Problem to work on: Extract, from the listing that follows, each line containing the word "name".
********
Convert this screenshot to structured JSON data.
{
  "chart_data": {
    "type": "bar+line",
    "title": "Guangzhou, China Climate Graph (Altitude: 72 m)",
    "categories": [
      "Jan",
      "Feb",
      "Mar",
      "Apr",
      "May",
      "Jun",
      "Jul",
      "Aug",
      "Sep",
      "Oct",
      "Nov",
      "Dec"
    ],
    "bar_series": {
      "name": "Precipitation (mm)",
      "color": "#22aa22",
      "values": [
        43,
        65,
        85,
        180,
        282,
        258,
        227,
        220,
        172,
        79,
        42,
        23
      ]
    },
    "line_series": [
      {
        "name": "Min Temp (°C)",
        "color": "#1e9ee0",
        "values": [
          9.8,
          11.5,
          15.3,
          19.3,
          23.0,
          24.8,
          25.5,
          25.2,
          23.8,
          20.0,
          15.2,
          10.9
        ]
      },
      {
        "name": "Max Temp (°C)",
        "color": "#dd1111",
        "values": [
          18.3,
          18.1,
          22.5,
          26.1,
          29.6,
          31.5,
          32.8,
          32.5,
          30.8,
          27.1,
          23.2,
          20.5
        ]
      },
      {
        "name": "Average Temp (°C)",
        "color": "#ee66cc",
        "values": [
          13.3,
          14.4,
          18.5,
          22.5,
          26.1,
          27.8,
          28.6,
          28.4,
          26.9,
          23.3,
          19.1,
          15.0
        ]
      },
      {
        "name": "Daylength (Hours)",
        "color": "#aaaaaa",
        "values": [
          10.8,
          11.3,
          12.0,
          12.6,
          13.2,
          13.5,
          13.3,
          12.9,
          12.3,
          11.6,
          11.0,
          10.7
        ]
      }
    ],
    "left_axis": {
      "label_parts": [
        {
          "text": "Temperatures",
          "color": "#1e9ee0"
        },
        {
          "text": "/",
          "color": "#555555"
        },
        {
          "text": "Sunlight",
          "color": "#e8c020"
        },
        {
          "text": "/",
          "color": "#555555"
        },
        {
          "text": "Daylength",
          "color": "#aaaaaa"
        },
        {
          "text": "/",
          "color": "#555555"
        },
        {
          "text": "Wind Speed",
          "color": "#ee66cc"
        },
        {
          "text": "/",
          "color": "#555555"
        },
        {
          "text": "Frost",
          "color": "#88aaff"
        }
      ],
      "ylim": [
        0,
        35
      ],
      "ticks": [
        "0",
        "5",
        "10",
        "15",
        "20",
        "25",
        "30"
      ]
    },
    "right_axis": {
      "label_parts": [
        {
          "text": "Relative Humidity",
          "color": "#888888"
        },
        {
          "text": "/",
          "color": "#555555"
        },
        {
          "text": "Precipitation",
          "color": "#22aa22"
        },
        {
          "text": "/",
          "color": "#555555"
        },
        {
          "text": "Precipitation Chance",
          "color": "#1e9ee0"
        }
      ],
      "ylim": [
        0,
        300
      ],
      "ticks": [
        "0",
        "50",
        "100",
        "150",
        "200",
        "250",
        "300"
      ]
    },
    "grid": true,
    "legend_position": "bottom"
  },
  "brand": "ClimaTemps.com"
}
********
Answer to this problem:
      "name": "Precipitation (mm)",
        "name": "Min Temp (°C)",
        "name": "Max Temp (°C)",
        "name": "Average Temp (°C)",
        "name": "Daylength (Hours)",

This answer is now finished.